Reproduce the passage about the Artemis II backup crew word for word, starting at "He was there" and ending at "the Pacific Ocean.".

TEXT:
###
Next year, Douglas from NASA and fellow backup astronaut Jenni Gibbons from the Canadian Space Agency will be in the Orion capsule on top of the powerful Space Launch System rocket at Cape Canaveral. They will strap in the Artemis II crew and close the hatch as the last people NASA astronauts Reid Wiseman, Victor Glover, Christina Koch and Canadian Space Agency astronaut Jeremy Hansen will see before heading toward the first crewed orbit of the moon since 1972.

“I feel that’s a pretty big honor. I train side by side with them. I’m the one they trust to strap them in,” Douglas, 38, told The Center Square, smiling as he stood in front of a mockup of the Orion capsule on the well deck of the USS Somerset, an amphibious transport dock ship at Naval Base San Diego.

He was there with fellow astronauts Stan Love, Deniz Burnham and Luca Parmitano during a news conference, which the Navy held to explain its preparations for the recovery of the Orion capsule when it splashes down in the Pacific Ocean.
###
RECORD LIST:
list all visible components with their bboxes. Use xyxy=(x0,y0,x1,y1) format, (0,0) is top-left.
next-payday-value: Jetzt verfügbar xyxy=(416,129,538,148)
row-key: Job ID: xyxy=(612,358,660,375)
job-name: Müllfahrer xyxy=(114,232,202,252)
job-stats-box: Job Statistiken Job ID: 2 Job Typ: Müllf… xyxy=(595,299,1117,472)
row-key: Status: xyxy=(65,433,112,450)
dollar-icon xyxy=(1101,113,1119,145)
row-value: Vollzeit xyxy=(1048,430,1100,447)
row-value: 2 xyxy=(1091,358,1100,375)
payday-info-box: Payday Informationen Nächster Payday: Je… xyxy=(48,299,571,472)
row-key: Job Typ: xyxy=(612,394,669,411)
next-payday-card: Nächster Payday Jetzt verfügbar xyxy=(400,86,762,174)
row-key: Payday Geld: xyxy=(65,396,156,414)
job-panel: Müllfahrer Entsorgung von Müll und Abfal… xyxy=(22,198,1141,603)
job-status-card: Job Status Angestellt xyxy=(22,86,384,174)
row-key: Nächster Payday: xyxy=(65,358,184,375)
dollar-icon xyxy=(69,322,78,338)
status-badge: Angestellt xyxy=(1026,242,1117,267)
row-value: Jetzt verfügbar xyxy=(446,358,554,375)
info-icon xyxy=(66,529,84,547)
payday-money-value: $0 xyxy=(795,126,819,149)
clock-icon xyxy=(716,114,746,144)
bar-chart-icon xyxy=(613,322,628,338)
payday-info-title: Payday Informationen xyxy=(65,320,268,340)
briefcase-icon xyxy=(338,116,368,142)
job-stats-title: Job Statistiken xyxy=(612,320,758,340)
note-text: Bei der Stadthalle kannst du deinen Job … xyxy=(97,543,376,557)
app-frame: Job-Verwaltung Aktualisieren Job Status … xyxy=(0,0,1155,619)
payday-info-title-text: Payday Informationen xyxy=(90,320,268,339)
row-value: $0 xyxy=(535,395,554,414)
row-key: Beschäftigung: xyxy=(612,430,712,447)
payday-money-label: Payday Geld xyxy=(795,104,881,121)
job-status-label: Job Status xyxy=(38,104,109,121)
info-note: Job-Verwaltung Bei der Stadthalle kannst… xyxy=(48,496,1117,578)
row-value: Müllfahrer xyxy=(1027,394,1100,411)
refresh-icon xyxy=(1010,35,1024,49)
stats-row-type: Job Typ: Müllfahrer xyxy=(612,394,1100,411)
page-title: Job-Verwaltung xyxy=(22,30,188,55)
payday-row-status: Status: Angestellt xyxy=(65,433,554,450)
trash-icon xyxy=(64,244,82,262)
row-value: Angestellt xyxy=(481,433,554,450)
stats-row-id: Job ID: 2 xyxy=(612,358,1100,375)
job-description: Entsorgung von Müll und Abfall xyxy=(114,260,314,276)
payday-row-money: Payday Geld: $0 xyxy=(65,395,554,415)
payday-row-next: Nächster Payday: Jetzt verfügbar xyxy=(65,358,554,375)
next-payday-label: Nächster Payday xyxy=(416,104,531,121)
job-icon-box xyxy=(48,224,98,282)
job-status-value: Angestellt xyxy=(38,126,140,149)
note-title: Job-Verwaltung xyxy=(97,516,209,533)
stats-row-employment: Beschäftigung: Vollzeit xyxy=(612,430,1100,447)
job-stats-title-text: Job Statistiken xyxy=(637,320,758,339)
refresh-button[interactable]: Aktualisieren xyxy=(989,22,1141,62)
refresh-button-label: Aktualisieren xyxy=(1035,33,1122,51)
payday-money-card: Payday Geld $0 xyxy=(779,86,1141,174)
###
OUTPUT FOR THIS TASK:
He was there with fellow astronauts Stan Love, Deniz Burnham and Luca Parmitano during a news conference, which the Navy held to explain its preparations for the recovery of the Orion capsule when it splashes down in the Pacific Ocean.